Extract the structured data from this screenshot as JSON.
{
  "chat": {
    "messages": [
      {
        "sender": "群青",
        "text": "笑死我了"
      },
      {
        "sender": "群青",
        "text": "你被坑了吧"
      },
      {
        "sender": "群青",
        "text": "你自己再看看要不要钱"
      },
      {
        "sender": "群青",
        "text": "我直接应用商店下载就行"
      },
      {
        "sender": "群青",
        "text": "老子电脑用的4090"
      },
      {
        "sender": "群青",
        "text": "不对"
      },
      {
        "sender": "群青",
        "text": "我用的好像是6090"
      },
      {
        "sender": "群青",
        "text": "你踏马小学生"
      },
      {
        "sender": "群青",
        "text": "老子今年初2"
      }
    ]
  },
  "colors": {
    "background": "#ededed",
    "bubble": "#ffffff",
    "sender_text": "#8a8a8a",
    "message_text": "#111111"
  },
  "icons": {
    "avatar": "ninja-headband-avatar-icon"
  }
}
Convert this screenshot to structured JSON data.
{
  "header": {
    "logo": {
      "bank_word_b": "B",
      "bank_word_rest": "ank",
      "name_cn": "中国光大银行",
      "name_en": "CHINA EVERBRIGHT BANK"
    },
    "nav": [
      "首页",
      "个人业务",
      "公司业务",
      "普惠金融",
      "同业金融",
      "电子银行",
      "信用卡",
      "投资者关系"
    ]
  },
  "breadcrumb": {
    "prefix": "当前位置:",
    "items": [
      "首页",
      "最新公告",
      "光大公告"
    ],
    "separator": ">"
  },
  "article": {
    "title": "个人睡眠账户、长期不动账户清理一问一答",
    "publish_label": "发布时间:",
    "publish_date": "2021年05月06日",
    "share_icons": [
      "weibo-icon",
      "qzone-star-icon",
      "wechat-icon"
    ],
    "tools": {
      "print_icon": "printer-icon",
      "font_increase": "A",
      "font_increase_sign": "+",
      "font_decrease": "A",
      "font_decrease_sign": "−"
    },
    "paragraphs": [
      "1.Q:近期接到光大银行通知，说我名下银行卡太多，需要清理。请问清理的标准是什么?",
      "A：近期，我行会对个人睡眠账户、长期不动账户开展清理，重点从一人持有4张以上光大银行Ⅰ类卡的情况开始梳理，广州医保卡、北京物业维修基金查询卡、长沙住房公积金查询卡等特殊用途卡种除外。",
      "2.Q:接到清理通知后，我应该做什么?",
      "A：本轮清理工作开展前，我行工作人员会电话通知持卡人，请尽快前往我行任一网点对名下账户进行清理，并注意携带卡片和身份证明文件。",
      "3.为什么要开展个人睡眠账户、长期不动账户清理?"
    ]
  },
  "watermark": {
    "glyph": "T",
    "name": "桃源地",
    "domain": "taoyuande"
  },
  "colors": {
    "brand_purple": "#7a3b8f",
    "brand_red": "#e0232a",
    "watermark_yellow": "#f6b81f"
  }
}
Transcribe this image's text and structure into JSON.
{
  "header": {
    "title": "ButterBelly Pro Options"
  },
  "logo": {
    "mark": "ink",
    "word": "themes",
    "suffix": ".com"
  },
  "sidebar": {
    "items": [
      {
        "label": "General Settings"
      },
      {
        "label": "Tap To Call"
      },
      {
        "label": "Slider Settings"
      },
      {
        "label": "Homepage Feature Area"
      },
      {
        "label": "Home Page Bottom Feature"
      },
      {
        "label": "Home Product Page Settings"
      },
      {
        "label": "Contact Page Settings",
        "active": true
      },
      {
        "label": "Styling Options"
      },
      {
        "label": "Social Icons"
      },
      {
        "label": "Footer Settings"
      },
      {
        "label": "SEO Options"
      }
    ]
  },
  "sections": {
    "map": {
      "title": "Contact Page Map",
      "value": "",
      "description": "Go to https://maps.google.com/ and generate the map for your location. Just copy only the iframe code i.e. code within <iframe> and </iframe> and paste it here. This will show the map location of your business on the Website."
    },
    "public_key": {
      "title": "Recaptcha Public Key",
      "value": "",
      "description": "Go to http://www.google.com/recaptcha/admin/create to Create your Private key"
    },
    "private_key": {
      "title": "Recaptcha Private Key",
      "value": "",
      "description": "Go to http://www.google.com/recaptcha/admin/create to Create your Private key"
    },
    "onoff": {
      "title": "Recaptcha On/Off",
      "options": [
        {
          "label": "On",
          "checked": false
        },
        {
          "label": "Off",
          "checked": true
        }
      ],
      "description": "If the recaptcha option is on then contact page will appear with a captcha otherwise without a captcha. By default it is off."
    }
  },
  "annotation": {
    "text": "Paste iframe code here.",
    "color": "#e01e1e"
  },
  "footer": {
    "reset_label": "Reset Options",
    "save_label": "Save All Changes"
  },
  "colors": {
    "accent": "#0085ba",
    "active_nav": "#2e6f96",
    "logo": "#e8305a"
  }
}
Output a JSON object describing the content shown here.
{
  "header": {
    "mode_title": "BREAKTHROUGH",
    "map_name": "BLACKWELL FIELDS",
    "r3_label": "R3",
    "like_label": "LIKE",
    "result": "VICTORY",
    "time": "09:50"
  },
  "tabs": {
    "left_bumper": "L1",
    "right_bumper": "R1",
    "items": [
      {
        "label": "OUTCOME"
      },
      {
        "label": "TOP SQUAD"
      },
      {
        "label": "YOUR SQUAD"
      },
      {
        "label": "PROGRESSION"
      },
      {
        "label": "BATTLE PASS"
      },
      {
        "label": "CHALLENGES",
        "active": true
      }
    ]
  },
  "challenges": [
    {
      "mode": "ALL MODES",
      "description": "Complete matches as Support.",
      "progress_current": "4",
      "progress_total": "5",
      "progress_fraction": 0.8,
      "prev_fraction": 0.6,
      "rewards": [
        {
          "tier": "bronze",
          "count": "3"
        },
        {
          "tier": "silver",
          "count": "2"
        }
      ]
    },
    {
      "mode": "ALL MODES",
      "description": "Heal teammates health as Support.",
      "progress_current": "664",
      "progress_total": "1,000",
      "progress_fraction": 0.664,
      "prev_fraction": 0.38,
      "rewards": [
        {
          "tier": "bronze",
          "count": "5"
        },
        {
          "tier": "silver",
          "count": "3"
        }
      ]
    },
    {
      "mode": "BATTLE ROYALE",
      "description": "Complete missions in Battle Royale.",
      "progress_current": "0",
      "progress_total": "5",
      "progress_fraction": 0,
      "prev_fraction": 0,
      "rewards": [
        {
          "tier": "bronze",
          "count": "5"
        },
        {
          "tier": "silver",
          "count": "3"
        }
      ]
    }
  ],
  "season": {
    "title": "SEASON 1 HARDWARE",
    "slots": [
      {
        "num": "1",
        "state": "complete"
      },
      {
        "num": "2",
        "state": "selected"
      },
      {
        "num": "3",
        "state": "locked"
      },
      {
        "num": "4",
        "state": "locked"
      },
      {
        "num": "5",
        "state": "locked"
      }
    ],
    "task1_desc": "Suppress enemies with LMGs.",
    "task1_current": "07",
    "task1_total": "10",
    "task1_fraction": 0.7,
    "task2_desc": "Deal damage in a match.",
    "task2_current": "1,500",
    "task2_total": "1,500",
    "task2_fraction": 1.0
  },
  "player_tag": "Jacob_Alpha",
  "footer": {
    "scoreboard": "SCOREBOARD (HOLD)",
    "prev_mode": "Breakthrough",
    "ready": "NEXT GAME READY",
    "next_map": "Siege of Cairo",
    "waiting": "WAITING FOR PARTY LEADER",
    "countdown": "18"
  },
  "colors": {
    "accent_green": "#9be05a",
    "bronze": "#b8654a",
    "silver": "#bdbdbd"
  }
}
^^^^
### Written exercise
Examine the records and pull out every line where the string "screenshot" occurs.

### Expected answer
Extract the structured data from this screenshot as JSON.
Convert this screenshot to structured JSON data.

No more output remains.